● Task description
Provide only the number of lines in the records below that include "směsí".

● Listed records
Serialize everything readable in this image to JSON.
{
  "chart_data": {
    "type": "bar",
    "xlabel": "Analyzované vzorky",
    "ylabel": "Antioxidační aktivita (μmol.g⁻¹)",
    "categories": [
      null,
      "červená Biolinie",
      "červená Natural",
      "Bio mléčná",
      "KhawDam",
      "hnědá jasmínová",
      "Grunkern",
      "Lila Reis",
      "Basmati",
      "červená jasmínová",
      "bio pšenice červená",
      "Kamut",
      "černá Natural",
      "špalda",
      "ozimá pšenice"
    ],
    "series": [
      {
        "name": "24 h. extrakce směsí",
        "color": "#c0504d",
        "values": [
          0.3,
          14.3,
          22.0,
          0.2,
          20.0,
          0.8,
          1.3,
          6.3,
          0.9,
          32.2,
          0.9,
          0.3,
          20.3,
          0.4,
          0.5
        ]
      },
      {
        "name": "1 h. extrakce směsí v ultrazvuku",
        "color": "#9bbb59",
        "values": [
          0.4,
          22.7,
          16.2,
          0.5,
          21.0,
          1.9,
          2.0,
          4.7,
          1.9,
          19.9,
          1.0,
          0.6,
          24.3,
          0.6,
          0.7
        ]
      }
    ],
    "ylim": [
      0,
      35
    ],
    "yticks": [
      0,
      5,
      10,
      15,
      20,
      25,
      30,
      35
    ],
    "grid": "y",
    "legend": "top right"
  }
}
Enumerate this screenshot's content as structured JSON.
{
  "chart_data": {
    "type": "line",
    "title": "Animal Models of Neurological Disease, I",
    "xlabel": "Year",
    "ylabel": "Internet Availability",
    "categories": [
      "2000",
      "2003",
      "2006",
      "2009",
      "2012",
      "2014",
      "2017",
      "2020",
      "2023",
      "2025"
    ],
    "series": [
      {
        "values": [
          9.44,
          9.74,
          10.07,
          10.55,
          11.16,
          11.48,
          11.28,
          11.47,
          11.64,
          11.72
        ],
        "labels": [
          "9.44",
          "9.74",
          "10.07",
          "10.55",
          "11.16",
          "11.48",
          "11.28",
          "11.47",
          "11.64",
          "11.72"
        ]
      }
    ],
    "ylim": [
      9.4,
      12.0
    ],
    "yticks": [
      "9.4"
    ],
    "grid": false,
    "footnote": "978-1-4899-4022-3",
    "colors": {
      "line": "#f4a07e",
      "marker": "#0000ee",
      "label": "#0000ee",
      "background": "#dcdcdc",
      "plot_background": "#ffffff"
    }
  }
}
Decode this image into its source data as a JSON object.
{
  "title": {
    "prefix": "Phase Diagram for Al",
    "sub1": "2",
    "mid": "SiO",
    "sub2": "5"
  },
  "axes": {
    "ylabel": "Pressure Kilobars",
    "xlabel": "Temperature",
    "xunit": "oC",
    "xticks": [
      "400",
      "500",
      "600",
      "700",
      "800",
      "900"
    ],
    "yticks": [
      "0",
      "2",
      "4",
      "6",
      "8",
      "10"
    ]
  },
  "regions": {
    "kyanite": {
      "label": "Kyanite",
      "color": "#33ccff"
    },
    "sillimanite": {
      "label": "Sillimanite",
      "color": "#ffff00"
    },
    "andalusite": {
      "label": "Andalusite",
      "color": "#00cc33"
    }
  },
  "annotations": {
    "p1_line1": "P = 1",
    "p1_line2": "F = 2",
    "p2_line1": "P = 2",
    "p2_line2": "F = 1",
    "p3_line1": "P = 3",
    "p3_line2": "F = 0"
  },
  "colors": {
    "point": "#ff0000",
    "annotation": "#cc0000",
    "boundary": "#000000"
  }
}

● Answer below
2